● Exercise goal:
Reproduce the whole listing, character for character.

● Provided entries:
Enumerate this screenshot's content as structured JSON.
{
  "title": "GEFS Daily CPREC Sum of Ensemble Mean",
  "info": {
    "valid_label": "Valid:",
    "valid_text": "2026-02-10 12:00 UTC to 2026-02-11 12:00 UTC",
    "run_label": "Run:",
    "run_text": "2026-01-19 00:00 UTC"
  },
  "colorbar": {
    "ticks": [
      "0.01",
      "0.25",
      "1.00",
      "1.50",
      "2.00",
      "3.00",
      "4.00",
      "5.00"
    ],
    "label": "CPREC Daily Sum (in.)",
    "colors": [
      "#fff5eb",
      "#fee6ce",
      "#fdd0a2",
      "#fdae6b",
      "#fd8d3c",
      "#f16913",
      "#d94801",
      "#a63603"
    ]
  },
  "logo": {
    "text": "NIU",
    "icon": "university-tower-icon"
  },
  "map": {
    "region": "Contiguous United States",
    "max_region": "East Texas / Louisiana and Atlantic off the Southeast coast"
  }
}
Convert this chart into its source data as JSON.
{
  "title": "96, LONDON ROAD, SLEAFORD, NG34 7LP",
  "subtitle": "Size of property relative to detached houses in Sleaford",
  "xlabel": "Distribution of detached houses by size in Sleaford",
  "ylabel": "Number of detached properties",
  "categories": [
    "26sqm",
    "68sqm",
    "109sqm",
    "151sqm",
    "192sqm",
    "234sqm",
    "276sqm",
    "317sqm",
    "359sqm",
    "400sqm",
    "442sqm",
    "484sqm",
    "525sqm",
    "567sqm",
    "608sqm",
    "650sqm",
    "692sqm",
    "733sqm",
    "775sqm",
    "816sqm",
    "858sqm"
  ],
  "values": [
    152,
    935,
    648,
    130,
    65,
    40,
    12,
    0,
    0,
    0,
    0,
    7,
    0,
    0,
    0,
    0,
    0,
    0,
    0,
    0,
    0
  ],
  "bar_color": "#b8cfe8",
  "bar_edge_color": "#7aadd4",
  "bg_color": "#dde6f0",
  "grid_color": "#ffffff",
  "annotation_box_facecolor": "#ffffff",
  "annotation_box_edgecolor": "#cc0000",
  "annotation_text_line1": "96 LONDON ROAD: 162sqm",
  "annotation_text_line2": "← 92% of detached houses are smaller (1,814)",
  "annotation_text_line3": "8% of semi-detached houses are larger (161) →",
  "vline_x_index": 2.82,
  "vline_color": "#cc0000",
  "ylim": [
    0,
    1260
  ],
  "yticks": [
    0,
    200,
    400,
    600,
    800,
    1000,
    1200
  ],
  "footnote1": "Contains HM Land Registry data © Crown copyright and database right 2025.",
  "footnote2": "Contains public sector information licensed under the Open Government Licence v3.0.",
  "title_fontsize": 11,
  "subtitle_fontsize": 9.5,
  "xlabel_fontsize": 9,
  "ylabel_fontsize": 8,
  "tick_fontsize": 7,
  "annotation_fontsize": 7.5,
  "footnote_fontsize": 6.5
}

● Exercise response:
Enumerate this screenshot's content as structured JSON.
{
  "title": "GEFS Daily CPREC Sum of Ensemble Mean",
  "info": {
    "valid_label": "Valid:",
    "valid_text": "2026-02-10 12:00 UTC to 2026-02-11 12:00 UTC",
    "run_label": "Run:",
    "run_text": "2026-01-19 00:00 UTC"
  },
  "colorbar": {
    "ticks": [
      "0.01",
      "0.25",
      "1.00",
      "1.50",
      "2.00",
      "3.00",
      "4.00",
      "5.00"
    ],
    "label": "CPREC Daily Sum (in.)",
    "colors": [
      "#fff5eb",
      "#fee6ce",
      "#fdd0a2",
      "#fdae6b",
      "#fd8d3c",
      "#f16913",
      "#d94801",
      "#a63603"
    ]
  },
  "logo": {
    "text": "NIU",
    "icon": "university-tower-icon"
  },
  "map": {
    "region": "Contiguous United States",
    "max_region": "East Texas / Louisiana and Atlantic off the Southeast coast"
  }
}
Convert this chart into its source data as JSON.
{
  "title": "96, LONDON ROAD, SLEAFORD, NG34 7LP",
  "subtitle": "Size of property relative to detached houses in Sleaford",
  "xlabel": "Distribution of detached houses by size in Sleaford",
  "ylabel": "Number of detached properties",
  "categories": [
    "26sqm",
    "68sqm",
    "109sqm",
    "151sqm",
    "192sqm",
    "234sqm",
    "276sqm",
    "317sqm",
    "359sqm",
    "400sqm",
    "442sqm",
    "484sqm",
    "525sqm",
    "567sqm",
    "608sqm",
    "650sqm",
    "692sqm",
    "733sqm",
    "775sqm",
    "816sqm",
    "858sqm"
  ],
  "values": [
    152,
    935,
    648,
    130,
    65,
    40,
    12,
    0,
    0,
    0,
    0,
    7,
    0,
    0,
    0,
    0,
    0,
    0,
    0,
    0,
    0
  ],
  "bar_color": "#b8cfe8",
  "bar_edge_color": "#7aadd4",
  "bg_color": "#dde6f0",
  "grid_color": "#ffffff",
  "annotation_box_facecolor": "#ffffff",
  "annotation_box_edgecolor": "#cc0000",
  "annotation_text_line1": "96 LONDON ROAD: 162sqm",
  "annotation_text_line2": "← 92% of detached houses are smaller (1,814)",
  "annotation_text_line3": "8% of semi-detached houses are larger (161) →",
  "vline_x_index": 2.82,
  "vline_color": "#cc0000",
  "ylim": [
    0,
    1260
  ],
  "yticks": [
    0,
    200,
    400,
    600,
    800,
    1000,
    1200
  ],
  "footnote1": "Contains HM Land Registry data © Crown copyright and database right 2025.",
  "footnote2": "Contains public sector information licensed under the Open Government Licence v3.0.",
  "title_fontsize": 11,
  "subtitle_fontsize": 9.5,
  "xlabel_fontsize": 9,
  "ylabel_fontsize": 8,
  "tick_fontsize": 7,
  "annotation_fontsize": 7.5,
  "footnote_fontsize": 6.5
}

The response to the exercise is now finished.